**CHALLENGE:**
Search the listing below for the string "heart" and show each line that contains it.
------ EXERCISE INPUT
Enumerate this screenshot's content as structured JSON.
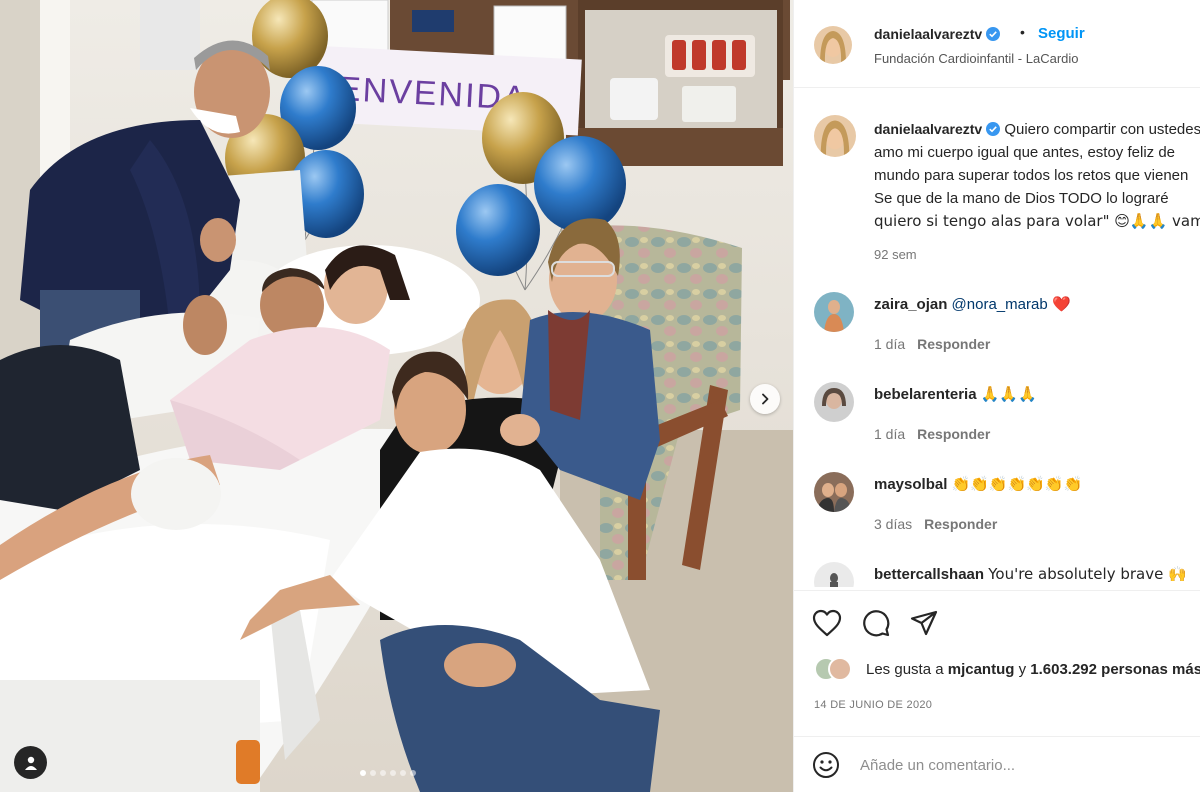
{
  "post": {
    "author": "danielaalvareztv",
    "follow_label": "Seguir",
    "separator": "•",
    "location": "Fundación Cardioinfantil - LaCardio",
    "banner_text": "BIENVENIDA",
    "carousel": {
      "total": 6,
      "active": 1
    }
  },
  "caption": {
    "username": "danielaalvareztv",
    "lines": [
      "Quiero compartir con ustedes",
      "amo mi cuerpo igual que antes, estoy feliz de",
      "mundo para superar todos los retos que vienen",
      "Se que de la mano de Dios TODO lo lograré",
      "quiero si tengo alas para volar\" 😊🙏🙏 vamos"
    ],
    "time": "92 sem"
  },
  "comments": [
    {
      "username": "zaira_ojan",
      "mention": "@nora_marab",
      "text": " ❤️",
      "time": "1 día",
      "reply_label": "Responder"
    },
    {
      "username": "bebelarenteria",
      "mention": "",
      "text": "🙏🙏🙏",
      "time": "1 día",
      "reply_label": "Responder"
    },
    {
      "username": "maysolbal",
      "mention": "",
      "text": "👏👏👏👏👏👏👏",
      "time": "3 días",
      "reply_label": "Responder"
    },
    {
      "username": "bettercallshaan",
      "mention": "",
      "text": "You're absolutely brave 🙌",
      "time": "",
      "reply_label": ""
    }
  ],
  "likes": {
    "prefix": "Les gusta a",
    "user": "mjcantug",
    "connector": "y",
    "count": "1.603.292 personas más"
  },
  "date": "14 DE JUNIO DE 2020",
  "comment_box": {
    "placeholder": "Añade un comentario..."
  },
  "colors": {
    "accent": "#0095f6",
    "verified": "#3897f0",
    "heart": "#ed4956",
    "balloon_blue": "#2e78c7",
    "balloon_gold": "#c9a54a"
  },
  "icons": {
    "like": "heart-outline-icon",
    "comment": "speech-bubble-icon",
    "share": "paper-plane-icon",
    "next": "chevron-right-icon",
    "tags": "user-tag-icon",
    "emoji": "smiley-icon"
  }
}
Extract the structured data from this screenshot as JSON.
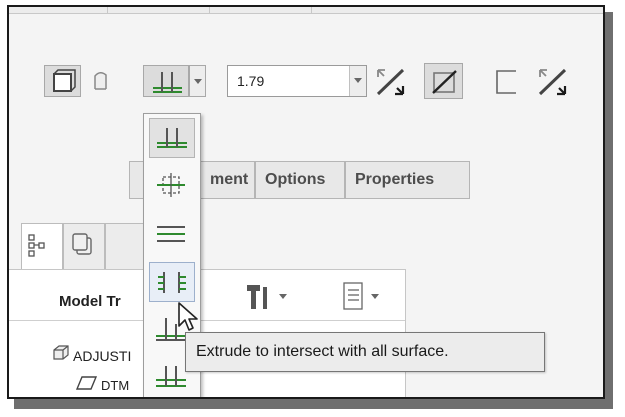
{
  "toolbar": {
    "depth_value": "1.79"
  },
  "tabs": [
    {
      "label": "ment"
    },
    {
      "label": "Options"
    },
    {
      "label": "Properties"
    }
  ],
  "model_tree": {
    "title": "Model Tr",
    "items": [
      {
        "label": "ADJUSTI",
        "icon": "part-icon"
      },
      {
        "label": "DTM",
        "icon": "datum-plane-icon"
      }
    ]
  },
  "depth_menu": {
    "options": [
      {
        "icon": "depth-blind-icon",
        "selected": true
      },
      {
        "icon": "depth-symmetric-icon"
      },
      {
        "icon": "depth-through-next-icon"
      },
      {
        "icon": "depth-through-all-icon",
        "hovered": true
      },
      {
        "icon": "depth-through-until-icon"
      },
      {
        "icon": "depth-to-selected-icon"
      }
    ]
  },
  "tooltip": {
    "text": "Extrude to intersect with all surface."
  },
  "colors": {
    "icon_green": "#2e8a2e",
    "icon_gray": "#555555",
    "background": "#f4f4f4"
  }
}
------------
**PROBLEM SOLUTION:**
    "heart": "#ed4956",
    "like": "heart-outline-icon",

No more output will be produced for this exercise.